_WORKING DATA_.

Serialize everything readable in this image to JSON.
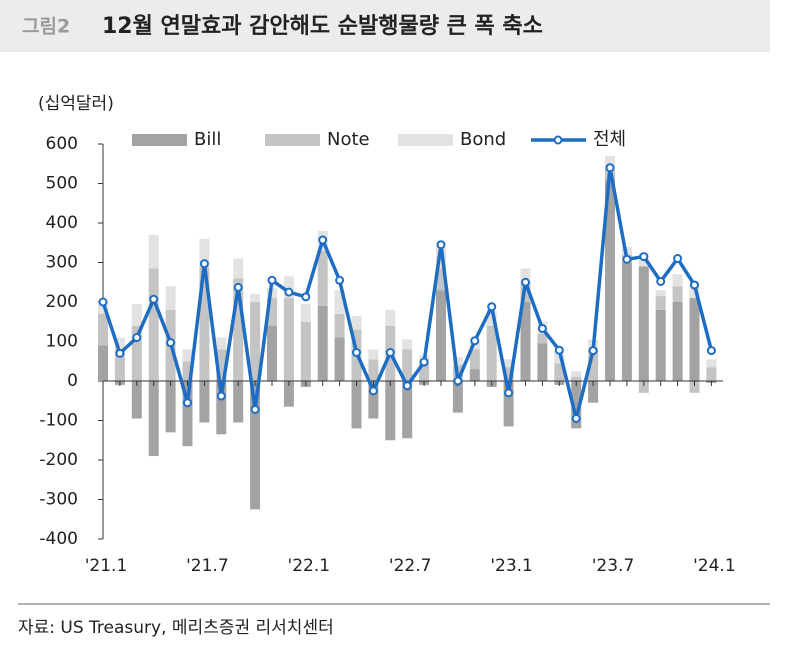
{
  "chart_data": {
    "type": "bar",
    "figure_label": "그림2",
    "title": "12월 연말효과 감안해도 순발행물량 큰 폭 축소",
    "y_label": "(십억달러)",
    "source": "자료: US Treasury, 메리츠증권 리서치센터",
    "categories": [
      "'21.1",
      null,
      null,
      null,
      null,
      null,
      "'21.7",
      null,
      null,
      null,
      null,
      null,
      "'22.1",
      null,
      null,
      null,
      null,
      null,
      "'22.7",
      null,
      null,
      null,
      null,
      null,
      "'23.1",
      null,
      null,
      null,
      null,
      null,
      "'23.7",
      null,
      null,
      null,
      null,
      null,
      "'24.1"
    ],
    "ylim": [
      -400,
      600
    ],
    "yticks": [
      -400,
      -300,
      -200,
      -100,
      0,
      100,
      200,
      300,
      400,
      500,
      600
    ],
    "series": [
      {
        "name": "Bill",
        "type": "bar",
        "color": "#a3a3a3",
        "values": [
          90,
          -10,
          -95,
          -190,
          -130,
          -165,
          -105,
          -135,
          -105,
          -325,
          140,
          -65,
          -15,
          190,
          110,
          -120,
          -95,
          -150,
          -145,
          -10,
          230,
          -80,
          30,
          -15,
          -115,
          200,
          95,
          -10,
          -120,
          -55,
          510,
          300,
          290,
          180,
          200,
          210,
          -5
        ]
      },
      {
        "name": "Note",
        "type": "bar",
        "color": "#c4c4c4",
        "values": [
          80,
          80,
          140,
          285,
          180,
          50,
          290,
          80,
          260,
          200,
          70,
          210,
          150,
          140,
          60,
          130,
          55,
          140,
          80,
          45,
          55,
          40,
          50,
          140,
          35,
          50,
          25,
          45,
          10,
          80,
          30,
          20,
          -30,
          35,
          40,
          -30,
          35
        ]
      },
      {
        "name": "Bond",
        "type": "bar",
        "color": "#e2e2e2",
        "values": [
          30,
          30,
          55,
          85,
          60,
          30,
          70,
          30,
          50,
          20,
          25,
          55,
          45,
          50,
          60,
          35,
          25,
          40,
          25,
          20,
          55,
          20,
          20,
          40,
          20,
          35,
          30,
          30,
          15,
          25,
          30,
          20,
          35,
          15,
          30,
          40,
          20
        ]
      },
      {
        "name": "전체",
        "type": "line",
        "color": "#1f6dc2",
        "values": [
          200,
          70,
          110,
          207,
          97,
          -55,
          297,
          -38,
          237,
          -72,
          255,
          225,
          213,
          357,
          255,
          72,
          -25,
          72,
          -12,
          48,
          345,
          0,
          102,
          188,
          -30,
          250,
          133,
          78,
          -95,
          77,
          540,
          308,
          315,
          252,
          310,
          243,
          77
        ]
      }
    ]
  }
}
---
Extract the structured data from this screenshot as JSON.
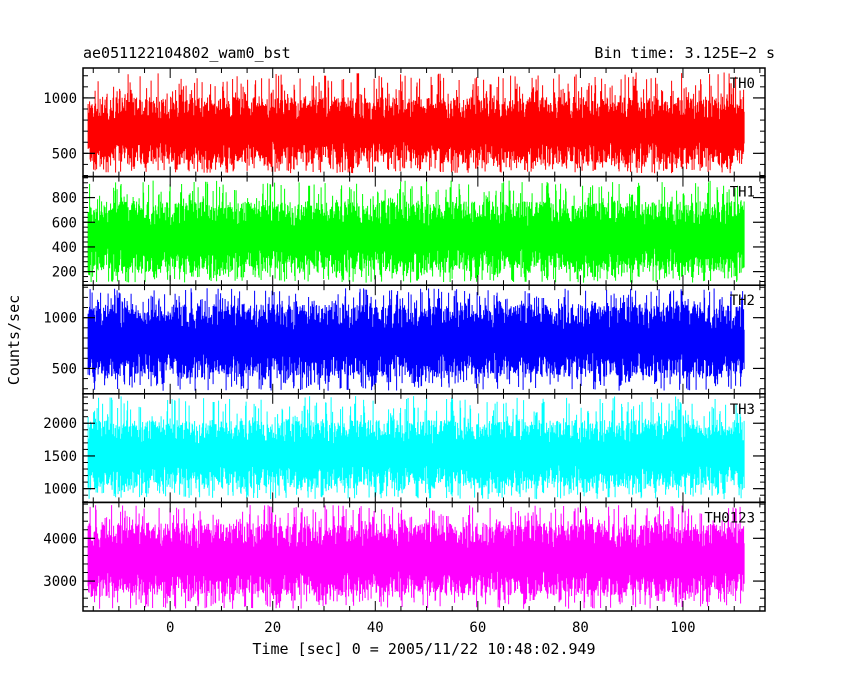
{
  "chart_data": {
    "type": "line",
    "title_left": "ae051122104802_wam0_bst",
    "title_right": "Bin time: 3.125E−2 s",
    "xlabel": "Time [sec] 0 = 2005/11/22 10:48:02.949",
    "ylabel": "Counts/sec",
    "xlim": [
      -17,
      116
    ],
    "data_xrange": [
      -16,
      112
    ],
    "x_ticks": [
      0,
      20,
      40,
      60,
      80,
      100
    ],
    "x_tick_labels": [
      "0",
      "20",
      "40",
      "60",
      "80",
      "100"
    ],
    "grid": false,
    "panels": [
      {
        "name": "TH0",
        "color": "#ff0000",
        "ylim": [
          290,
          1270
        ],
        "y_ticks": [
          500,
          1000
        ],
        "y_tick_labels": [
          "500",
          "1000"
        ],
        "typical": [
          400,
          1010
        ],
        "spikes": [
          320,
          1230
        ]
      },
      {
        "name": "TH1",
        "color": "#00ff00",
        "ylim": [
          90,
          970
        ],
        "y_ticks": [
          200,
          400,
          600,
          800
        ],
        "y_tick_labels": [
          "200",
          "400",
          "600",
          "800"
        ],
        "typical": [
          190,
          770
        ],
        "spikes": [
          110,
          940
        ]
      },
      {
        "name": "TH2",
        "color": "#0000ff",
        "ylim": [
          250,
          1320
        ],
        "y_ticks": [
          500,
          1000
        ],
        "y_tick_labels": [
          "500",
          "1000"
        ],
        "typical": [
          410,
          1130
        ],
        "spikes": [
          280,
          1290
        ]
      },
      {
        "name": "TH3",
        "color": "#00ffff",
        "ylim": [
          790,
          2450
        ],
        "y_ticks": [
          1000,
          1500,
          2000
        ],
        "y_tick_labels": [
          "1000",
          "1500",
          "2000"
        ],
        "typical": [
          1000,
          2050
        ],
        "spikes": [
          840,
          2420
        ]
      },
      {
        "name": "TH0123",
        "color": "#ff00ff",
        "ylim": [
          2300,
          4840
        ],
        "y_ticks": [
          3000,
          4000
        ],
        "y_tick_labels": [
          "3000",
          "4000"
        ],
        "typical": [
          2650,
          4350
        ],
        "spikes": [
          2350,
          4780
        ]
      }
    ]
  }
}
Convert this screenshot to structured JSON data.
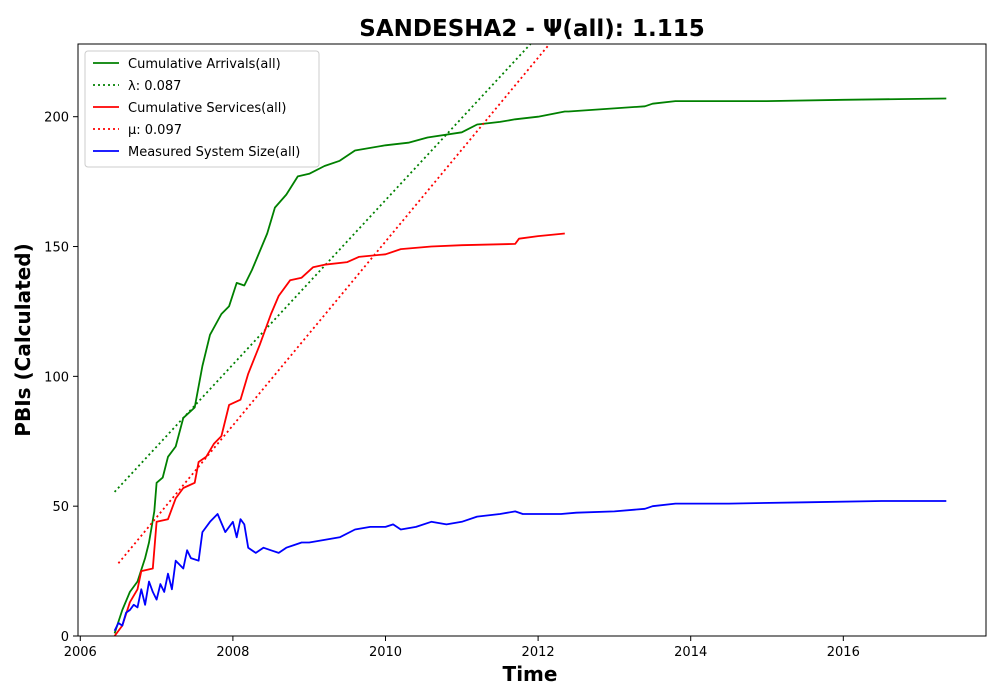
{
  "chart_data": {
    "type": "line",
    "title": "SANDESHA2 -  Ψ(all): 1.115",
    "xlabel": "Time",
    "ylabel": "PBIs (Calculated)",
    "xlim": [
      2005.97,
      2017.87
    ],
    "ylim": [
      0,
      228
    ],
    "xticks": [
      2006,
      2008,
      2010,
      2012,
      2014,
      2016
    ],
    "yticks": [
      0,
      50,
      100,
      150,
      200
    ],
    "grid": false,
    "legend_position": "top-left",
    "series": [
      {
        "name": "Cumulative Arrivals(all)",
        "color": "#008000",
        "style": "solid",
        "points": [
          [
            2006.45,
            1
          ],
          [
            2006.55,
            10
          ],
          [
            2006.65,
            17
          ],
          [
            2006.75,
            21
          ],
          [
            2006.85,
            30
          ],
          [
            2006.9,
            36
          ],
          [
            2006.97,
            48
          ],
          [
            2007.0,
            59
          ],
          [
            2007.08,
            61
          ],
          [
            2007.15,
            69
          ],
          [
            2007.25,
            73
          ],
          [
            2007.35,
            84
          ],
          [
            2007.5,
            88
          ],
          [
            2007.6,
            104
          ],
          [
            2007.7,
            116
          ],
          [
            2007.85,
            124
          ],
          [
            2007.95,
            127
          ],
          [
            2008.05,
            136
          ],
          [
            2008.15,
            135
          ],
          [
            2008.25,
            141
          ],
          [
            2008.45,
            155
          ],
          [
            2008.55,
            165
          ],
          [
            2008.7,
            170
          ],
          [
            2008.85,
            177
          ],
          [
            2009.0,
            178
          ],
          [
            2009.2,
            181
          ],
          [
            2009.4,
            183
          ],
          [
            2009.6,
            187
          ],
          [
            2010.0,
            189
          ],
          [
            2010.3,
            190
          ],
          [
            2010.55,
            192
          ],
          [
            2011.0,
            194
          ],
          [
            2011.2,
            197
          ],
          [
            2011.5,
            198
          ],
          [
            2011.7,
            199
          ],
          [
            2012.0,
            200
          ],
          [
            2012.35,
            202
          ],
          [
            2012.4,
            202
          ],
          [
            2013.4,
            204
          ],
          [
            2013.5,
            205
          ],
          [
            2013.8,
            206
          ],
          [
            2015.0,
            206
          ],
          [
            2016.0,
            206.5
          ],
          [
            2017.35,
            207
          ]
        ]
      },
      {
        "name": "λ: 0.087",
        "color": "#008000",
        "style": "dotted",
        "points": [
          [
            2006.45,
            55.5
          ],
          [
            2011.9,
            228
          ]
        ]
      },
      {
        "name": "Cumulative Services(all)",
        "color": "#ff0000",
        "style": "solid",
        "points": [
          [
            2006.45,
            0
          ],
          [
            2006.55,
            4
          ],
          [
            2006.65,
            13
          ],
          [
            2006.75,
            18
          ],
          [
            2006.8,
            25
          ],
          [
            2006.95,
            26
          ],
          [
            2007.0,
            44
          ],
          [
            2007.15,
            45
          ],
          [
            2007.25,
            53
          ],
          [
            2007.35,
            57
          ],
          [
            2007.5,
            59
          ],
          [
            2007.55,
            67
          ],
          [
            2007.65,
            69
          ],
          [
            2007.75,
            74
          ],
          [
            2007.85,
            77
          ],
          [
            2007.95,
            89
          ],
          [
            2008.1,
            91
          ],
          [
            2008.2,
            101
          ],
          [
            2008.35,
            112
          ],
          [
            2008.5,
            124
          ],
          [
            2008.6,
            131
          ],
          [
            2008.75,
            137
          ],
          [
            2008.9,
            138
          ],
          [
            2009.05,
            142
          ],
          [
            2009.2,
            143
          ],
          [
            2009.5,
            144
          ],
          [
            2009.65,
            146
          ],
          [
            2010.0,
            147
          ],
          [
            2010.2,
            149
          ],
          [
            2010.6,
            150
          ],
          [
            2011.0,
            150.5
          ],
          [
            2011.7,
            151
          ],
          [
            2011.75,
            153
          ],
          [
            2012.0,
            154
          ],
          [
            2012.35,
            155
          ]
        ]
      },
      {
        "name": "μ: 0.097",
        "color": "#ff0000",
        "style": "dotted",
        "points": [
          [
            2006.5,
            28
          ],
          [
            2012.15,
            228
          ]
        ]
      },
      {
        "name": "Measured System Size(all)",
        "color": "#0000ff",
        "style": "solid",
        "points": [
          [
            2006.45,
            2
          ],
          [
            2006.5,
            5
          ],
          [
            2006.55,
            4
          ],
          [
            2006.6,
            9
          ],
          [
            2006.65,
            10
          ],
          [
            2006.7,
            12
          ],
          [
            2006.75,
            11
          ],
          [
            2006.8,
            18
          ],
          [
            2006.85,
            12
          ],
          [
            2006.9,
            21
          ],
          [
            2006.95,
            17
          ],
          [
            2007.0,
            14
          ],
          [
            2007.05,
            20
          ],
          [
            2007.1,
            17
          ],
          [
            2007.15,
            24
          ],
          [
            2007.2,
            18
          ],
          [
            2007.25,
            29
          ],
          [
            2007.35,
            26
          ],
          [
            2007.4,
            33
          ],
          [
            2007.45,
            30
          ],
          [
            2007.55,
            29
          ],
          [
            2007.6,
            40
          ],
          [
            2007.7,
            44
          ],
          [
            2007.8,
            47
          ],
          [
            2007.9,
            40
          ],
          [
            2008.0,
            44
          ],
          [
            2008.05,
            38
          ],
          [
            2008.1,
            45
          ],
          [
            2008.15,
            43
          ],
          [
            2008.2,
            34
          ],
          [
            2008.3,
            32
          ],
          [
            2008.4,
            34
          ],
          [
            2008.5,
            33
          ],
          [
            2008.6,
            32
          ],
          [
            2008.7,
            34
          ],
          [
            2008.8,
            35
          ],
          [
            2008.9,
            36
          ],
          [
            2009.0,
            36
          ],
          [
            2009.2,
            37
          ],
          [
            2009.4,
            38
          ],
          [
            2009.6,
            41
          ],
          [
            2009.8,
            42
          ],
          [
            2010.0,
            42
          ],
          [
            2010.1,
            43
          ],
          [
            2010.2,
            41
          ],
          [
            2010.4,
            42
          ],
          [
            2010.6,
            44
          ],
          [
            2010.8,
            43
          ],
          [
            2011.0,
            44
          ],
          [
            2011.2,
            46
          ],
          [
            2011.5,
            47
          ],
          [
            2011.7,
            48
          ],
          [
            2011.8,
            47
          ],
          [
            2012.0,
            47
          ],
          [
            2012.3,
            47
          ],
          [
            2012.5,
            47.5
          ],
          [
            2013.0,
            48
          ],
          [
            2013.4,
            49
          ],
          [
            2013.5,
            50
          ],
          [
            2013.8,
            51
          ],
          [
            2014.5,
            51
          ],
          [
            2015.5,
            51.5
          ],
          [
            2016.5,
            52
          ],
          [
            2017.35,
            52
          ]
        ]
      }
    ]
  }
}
...
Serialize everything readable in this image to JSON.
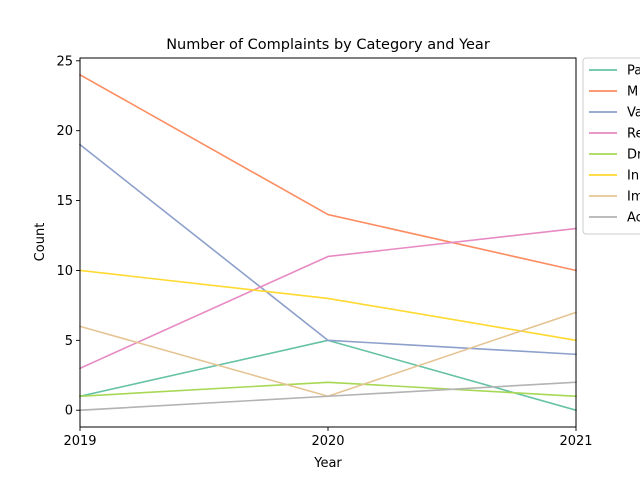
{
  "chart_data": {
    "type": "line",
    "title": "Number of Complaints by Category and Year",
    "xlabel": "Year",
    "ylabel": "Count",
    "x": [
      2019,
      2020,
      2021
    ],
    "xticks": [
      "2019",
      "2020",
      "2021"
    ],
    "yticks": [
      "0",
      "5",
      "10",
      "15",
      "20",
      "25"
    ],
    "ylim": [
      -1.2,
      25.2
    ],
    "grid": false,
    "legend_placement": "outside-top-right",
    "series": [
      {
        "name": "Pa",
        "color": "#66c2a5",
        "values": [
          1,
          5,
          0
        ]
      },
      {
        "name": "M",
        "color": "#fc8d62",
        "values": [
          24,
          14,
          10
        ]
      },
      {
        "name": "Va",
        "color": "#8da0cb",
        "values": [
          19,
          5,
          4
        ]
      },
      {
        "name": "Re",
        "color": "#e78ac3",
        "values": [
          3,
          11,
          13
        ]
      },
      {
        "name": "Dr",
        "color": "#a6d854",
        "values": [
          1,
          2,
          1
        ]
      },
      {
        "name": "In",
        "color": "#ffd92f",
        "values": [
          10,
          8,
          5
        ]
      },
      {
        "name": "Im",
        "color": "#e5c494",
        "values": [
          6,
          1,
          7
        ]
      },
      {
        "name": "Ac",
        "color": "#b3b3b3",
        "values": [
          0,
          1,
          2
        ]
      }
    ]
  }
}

_EXERCISE DETAILS_. Count the lines that hold the string "Cumulative", and reply with that number alone.

_SOLVED PROBLEM_. 2